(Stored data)
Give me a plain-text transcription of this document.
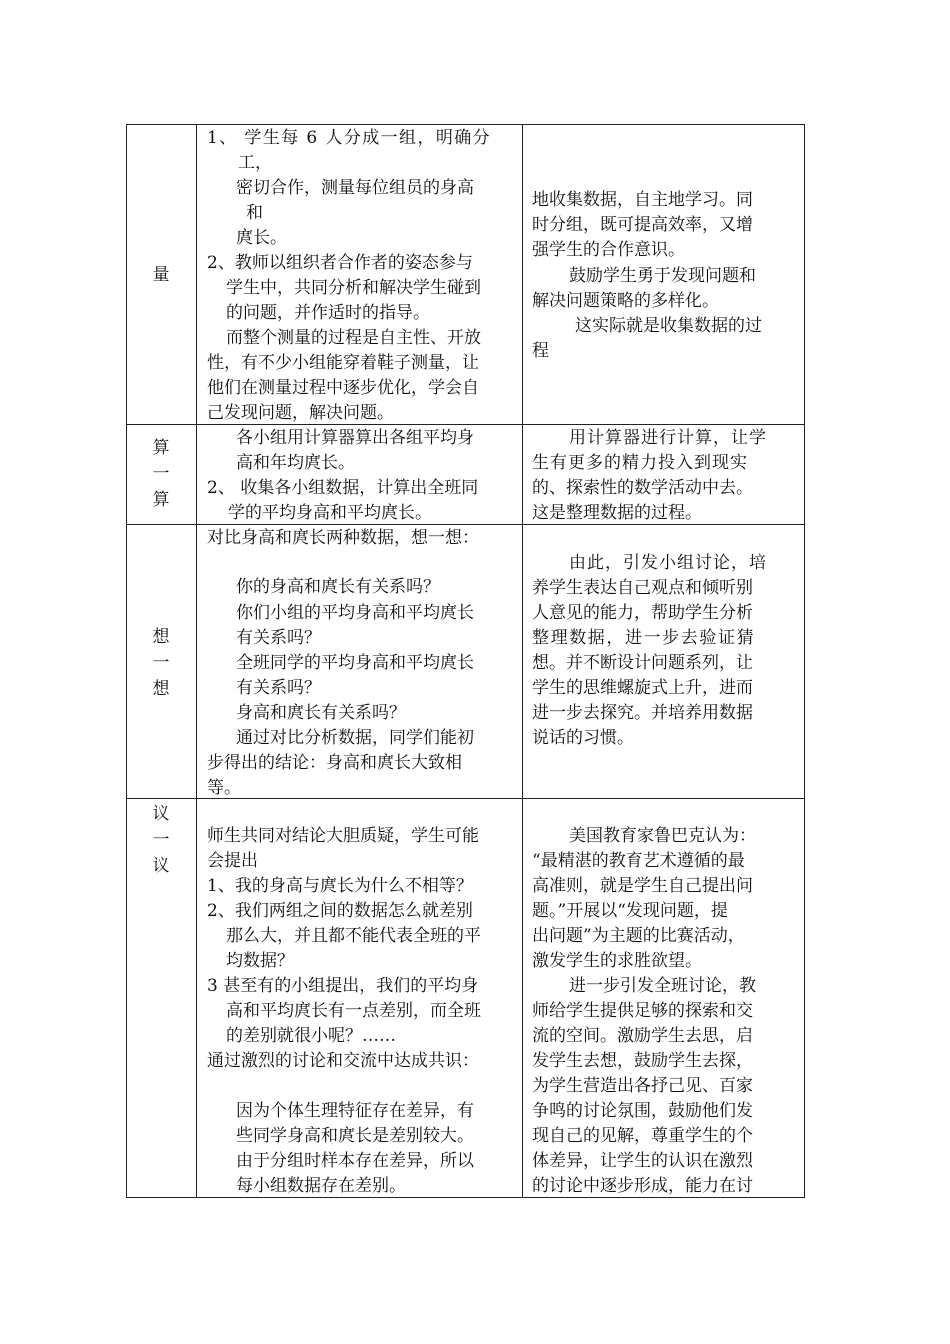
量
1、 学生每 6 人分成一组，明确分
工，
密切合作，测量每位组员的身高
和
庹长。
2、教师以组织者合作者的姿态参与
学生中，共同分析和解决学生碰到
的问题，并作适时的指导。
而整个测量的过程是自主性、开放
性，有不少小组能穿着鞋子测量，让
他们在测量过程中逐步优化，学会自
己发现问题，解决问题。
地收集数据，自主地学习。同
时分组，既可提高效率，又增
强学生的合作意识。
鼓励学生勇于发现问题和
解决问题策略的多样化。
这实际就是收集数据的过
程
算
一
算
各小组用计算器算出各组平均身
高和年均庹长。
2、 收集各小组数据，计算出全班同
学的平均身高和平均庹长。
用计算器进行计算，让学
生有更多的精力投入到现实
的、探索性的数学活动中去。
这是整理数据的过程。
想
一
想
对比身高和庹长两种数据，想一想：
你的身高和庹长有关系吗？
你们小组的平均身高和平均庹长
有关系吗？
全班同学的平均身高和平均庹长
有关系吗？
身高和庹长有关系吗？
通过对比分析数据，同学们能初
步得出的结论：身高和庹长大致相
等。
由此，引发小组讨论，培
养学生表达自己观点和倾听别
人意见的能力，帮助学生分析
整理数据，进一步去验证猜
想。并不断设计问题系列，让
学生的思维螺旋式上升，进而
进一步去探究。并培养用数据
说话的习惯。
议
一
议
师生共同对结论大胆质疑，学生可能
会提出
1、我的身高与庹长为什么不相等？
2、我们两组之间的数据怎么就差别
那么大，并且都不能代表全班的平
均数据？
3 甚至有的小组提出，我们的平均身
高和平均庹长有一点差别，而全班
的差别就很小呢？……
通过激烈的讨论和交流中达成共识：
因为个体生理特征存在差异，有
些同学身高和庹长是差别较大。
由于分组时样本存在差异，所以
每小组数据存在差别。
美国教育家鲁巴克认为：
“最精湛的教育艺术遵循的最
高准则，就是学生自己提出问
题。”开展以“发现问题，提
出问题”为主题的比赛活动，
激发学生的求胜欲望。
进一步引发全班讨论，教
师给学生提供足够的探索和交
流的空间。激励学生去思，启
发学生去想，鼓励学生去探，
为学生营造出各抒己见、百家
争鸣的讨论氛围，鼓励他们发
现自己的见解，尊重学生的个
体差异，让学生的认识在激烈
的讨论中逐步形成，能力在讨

--- Stated problem ---
Ignore the images and quote every line of the listing exactly.

--- Result ---
Give me a plain-text transcription of this document.
量
1、 学生每 6 人分成一组，明确分
工，
密切合作，测量每位组员的身高
和
庹长。
2、教师以组织者合作者的姿态参与
学生中，共同分析和解决学生碰到
的问题，并作适时的指导。
而整个测量的过程是自主性、开放
性，有不少小组能穿着鞋子测量，让
他们在测量过程中逐步优化，学会自
己发现问题，解决问题。
地收集数据，自主地学习。同
时分组，既可提高效率，又增
强学生的合作意识。
鼓励学生勇于发现问题和
解决问题策略的多样化。
这实际就是收集数据的过
程
算
一
算
各小组用计算器算出各组平均身
高和年均庹长。
2、 收集各小组数据，计算出全班同
学的平均身高和平均庹长。
用计算器进行计算，让学
生有更多的精力投入到现实
的、探索性的数学活动中去。
这是整理数据的过程。
想
一
想
对比身高和庹长两种数据，想一想：
你的身高和庹长有关系吗？
你们小组的平均身高和平均庹长
有关系吗？
全班同学的平均身高和平均庹长
有关系吗？
身高和庹长有关系吗？
通过对比分析数据，同学们能初
步得出的结论：身高和庹长大致相
等。
由此，引发小组讨论，培
养学生表达自己观点和倾听别
人意见的能力，帮助学生分析
整理数据，进一步去验证猜
想。并不断设计问题系列，让
学生的思维螺旋式上升，进而
进一步去探究。并培养用数据
说话的习惯。
议
一
议
师生共同对结论大胆质疑，学生可能
会提出
1、我的身高与庹长为什么不相等？
2、我们两组之间的数据怎么就差别
那么大，并且都不能代表全班的平
均数据？
3 甚至有的小组提出，我们的平均身
高和平均庹长有一点差别，而全班
的差别就很小呢？……
通过激烈的讨论和交流中达成共识：
因为个体生理特征存在差异，有
些同学身高和庹长是差别较大。
由于分组时样本存在差异，所以
每小组数据存在差别。
美国教育家鲁巴克认为：
“最精湛的教育艺术遵循的最
高准则，就是学生自己提出问
题。”开展以“发现问题，提
出问题”为主题的比赛活动，
激发学生的求胜欲望。
进一步引发全班讨论，教
师给学生提供足够的探索和交
流的空间。激励学生去思，启
发学生去想，鼓励学生去探，
为学生营造出各抒己见、百家
争鸣的讨论氛围，鼓励他们发
现自己的见解，尊重学生的个
体差异，让学生的认识在激烈
的讨论中逐步形成，能力在讨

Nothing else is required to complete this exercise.